-- RECORDS TO PROCESS start --
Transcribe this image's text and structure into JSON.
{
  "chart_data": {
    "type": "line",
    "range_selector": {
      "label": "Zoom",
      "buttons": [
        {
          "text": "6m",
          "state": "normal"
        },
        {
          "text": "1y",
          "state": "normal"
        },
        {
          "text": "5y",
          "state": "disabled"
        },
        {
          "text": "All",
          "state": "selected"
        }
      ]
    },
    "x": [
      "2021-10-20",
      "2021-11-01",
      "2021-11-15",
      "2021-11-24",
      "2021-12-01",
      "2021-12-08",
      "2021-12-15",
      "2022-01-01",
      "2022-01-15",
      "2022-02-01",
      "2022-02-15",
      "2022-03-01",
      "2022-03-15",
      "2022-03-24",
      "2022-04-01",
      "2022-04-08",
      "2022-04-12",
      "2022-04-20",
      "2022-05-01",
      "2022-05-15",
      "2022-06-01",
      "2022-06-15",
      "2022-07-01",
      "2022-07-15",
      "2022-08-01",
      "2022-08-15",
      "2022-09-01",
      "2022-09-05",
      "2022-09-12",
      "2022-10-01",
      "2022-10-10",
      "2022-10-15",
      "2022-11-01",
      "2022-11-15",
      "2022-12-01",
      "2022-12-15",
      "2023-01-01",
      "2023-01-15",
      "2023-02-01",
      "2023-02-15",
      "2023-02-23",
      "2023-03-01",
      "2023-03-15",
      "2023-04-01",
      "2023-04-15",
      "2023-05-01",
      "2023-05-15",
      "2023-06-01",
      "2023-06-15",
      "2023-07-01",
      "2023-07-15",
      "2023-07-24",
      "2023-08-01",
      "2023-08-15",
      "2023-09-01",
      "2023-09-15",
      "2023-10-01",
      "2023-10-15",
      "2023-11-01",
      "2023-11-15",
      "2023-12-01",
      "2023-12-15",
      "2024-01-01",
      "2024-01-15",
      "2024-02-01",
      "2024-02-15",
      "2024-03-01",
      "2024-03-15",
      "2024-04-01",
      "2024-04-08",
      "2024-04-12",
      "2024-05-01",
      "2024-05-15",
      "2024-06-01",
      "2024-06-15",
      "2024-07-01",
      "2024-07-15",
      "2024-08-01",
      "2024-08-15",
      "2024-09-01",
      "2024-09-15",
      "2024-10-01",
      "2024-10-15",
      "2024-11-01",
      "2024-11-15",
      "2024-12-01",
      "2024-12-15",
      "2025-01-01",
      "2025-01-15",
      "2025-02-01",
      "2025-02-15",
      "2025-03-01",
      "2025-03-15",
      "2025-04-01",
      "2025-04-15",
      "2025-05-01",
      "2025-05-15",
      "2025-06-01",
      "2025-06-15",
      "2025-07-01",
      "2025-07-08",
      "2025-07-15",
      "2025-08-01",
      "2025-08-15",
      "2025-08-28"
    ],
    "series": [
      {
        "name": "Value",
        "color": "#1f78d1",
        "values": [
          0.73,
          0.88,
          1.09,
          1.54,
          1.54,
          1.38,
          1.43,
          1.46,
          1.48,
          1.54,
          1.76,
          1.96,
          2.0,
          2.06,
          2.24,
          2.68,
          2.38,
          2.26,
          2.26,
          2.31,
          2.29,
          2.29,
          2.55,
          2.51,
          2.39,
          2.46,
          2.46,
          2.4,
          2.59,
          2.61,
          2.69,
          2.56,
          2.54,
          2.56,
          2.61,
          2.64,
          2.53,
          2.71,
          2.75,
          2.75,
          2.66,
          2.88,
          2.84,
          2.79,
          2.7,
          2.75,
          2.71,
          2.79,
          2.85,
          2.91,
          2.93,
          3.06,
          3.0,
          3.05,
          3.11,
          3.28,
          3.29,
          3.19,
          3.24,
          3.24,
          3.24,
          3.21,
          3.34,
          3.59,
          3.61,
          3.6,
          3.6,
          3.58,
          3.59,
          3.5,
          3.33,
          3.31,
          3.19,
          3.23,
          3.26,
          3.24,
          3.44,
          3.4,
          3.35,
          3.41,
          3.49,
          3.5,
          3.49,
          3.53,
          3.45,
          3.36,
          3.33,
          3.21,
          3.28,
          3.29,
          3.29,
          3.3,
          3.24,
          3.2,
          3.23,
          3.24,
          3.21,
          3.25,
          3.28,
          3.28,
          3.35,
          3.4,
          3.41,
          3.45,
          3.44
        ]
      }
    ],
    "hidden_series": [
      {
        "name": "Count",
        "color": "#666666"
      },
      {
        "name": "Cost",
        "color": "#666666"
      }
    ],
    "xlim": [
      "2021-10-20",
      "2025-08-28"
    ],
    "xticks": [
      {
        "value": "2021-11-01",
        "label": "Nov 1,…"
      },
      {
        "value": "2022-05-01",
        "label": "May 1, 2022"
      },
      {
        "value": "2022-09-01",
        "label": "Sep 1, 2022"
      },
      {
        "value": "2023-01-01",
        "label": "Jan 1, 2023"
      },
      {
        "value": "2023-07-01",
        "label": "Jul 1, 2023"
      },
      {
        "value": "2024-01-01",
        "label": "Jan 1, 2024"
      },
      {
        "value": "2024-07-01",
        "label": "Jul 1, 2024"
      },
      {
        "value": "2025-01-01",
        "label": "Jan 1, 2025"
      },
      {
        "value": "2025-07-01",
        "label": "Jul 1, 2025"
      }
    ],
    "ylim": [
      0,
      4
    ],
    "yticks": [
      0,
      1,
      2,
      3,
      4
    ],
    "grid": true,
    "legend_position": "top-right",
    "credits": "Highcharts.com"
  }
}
-- RECORDS TO PROCESS end --
GIVEN INSTRUCTION:
Repeat the material above in full, keeping every word.

EXERCISE SOLUTION:
Transcribe this image's text and structure into JSON.
{
  "chart_data": {
    "type": "line",
    "range_selector": {
      "label": "Zoom",
      "buttons": [
        {
          "text": "6m",
          "state": "normal"
        },
        {
          "text": "1y",
          "state": "normal"
        },
        {
          "text": "5y",
          "state": "disabled"
        },
        {
          "text": "All",
          "state": "selected"
        }
      ]
    },
    "x": [
      "2021-10-20",
      "2021-11-01",
      "2021-11-15",
      "2021-11-24",
      "2021-12-01",
      "2021-12-08",
      "2021-12-15",
      "2022-01-01",
      "2022-01-15",
      "2022-02-01",
      "2022-02-15",
      "2022-03-01",
      "2022-03-15",
      "2022-03-24",
      "2022-04-01",
      "2022-04-08",
      "2022-04-12",
      "2022-04-20",
      "2022-05-01",
      "2022-05-15",
      "2022-06-01",
      "2022-06-15",
      "2022-07-01",
      "2022-07-15",
      "2022-08-01",
      "2022-08-15",
      "2022-09-01",
      "2022-09-05",
      "2022-09-12",
      "2022-10-01",
      "2022-10-10",
      "2022-10-15",
      "2022-11-01",
      "2022-11-15",
      "2022-12-01",
      "2022-12-15",
      "2023-01-01",
      "2023-01-15",
      "2023-02-01",
      "2023-02-15",
      "2023-02-23",
      "2023-03-01",
      "2023-03-15",
      "2023-04-01",
      "2023-04-15",
      "2023-05-01",
      "2023-05-15",
      "2023-06-01",
      "2023-06-15",
      "2023-07-01",
      "2023-07-15",
      "2023-07-24",
      "2023-08-01",
      "2023-08-15",
      "2023-09-01",
      "2023-09-15",
      "2023-10-01",
      "2023-10-15",
      "2023-11-01",
      "2023-11-15",
      "2023-12-01",
      "2023-12-15",
      "2024-01-01",
      "2024-01-15",
      "2024-02-01",
      "2024-02-15",
      "2024-03-01",
      "2024-03-15",
      "2024-04-01",
      "2024-04-08",
      "2024-04-12",
      "2024-05-01",
      "2024-05-15",
      "2024-06-01",
      "2024-06-15",
      "2024-07-01",
      "2024-07-15",
      "2024-08-01",
      "2024-08-15",
      "2024-09-01",
      "2024-09-15",
      "2024-10-01",
      "2024-10-15",
      "2024-11-01",
      "2024-11-15",
      "2024-12-01",
      "2024-12-15",
      "2025-01-01",
      "2025-01-15",
      "2025-02-01",
      "2025-02-15",
      "2025-03-01",
      "2025-03-15",
      "2025-04-01",
      "2025-04-15",
      "2025-05-01",
      "2025-05-15",
      "2025-06-01",
      "2025-06-15",
      "2025-07-01",
      "2025-07-08",
      "2025-07-15",
      "2025-08-01",
      "2025-08-15",
      "2025-08-28"
    ],
    "series": [
      {
        "name": "Value",
        "color": "#1f78d1",
        "values": [
          0.73,
          0.88,
          1.09,
          1.54,
          1.54,
          1.38,
          1.43,
          1.46,
          1.48,
          1.54,
          1.76,
          1.96,
          2.0,
          2.06,
          2.24,
          2.68,
          2.38,
          2.26,
          2.26,
          2.31,
          2.29,
          2.29,
          2.55,
          2.51,
          2.39,
          2.46,
          2.46,
          2.4,
          2.59,
          2.61,
          2.69,
          2.56,
          2.54,
          2.56,
          2.61,
          2.64,
          2.53,
          2.71,
          2.75,
          2.75,
          2.66,
          2.88,
          2.84,
          2.79,
          2.7,
          2.75,
          2.71,
          2.79,
          2.85,
          2.91,
          2.93,
          3.06,
          3.0,
          3.05,
          3.11,
          3.28,
          3.29,
          3.19,
          3.24,
          3.24,
          3.24,
          3.21,
          3.34,
          3.59,
          3.61,
          3.6,
          3.6,
          3.58,
          3.59,
          3.5,
          3.33,
          3.31,
          3.19,
          3.23,
          3.26,
          3.24,
          3.44,
          3.4,
          3.35,
          3.41,
          3.49,
          3.5,
          3.49,
          3.53,
          3.45,
          3.36,
          3.33,
          3.21,
          3.28,
          3.29,
          3.29,
          3.3,
          3.24,
          3.2,
          3.23,
          3.24,
          3.21,
          3.25,
          3.28,
          3.28,
          3.35,
          3.4,
          3.41,
          3.45,
          3.44
        ]
      }
    ],
    "hidden_series": [
      {
        "name": "Count",
        "color": "#666666"
      },
      {
        "name": "Cost",
        "color": "#666666"
      }
    ],
    "xlim": [
      "2021-10-20",
      "2025-08-28"
    ],
    "xticks": [
      {
        "value": "2021-11-01",
        "label": "Nov 1,…"
      },
      {
        "value": "2022-05-01",
        "label": "May 1, 2022"
      },
      {
        "value": "2022-09-01",
        "label": "Sep 1, 2022"
      },
      {
        "value": "2023-01-01",
        "label": "Jan 1, 2023"
      },
      {
        "value": "2023-07-01",
        "label": "Jul 1, 2023"
      },
      {
        "value": "2024-01-01",
        "label": "Jan 1, 2024"
      },
      {
        "value": "2024-07-01",
        "label": "Jul 1, 2024"
      },
      {
        "value": "2025-01-01",
        "label": "Jan 1, 2025"
      },
      {
        "value": "2025-07-01",
        "label": "Jul 1, 2025"
      }
    ],
    "ylim": [
      0,
      4
    ],
    "yticks": [
      0,
      1,
      2,
      3,
      4
    ],
    "grid": true,
    "legend_position": "top-right",
    "credits": "Highcharts.com"
  }
}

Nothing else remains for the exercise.